**Directions**
Make an exact copy of the records, with the pictures left out.

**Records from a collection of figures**

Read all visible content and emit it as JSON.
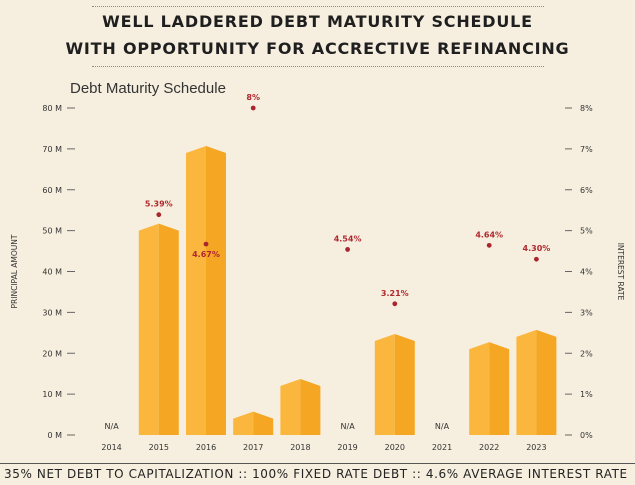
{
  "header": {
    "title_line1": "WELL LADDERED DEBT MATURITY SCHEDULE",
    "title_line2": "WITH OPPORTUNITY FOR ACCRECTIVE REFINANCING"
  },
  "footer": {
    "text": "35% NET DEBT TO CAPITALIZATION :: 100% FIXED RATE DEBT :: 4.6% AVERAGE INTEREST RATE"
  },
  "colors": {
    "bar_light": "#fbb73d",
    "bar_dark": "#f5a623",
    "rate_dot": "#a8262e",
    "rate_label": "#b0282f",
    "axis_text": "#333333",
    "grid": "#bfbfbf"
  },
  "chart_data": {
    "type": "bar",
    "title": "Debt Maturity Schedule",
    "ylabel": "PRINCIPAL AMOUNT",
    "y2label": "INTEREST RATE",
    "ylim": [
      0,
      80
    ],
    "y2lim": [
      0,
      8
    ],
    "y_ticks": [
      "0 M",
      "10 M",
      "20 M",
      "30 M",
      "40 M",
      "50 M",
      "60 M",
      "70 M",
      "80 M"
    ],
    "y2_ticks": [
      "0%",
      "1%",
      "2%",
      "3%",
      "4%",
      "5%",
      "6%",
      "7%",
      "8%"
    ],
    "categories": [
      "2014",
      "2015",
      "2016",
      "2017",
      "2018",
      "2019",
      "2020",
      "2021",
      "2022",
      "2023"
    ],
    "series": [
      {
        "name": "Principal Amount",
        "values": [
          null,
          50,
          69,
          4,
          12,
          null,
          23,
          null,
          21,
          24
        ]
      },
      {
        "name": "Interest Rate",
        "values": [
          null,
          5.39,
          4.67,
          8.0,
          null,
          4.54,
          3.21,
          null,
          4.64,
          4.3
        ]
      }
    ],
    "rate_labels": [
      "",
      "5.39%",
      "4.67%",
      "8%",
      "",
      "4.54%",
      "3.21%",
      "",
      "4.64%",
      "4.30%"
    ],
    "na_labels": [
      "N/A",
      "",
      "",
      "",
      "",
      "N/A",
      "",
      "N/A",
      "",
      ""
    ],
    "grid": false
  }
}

**Result for this exercise**
Read all visible content and emit it as JSON.
{
  "header": {
    "title_line1": "WELL LADDERED DEBT MATURITY SCHEDULE",
    "title_line2": "WITH OPPORTUNITY FOR ACCRECTIVE REFINANCING"
  },
  "footer": {
    "text": "35% NET DEBT TO CAPITALIZATION :: 100% FIXED RATE DEBT :: 4.6% AVERAGE INTEREST RATE"
  },
  "colors": {
    "bar_light": "#fbb73d",
    "bar_dark": "#f5a623",
    "rate_dot": "#a8262e",
    "rate_label": "#b0282f",
    "axis_text": "#333333",
    "grid": "#bfbfbf"
  },
  "chart_data": {
    "type": "bar",
    "title": "Debt Maturity Schedule",
    "ylabel": "PRINCIPAL AMOUNT",
    "y2label": "INTEREST RATE",
    "ylim": [
      0,
      80
    ],
    "y2lim": [
      0,
      8
    ],
    "y_ticks": [
      "0 M",
      "10 M",
      "20 M",
      "30 M",
      "40 M",
      "50 M",
      "60 M",
      "70 M",
      "80 M"
    ],
    "y2_ticks": [
      "0%",
      "1%",
      "2%",
      "3%",
      "4%",
      "5%",
      "6%",
      "7%",
      "8%"
    ],
    "categories": [
      "2014",
      "2015",
      "2016",
      "2017",
      "2018",
      "2019",
      "2020",
      "2021",
      "2022",
      "2023"
    ],
    "series": [
      {
        "name": "Principal Amount",
        "values": [
          null,
          50,
          69,
          4,
          12,
          null,
          23,
          null,
          21,
          24
        ]
      },
      {
        "name": "Interest Rate",
        "values": [
          null,
          5.39,
          4.67,
          8.0,
          null,
          4.54,
          3.21,
          null,
          4.64,
          4.3
        ]
      }
    ],
    "rate_labels": [
      "",
      "5.39%",
      "4.67%",
      "8%",
      "",
      "4.54%",
      "3.21%",
      "",
      "4.64%",
      "4.30%"
    ],
    "na_labels": [
      "N/A",
      "",
      "",
      "",
      "",
      "N/A",
      "",
      "N/A",
      "",
      ""
    ],
    "grid": false
  }
}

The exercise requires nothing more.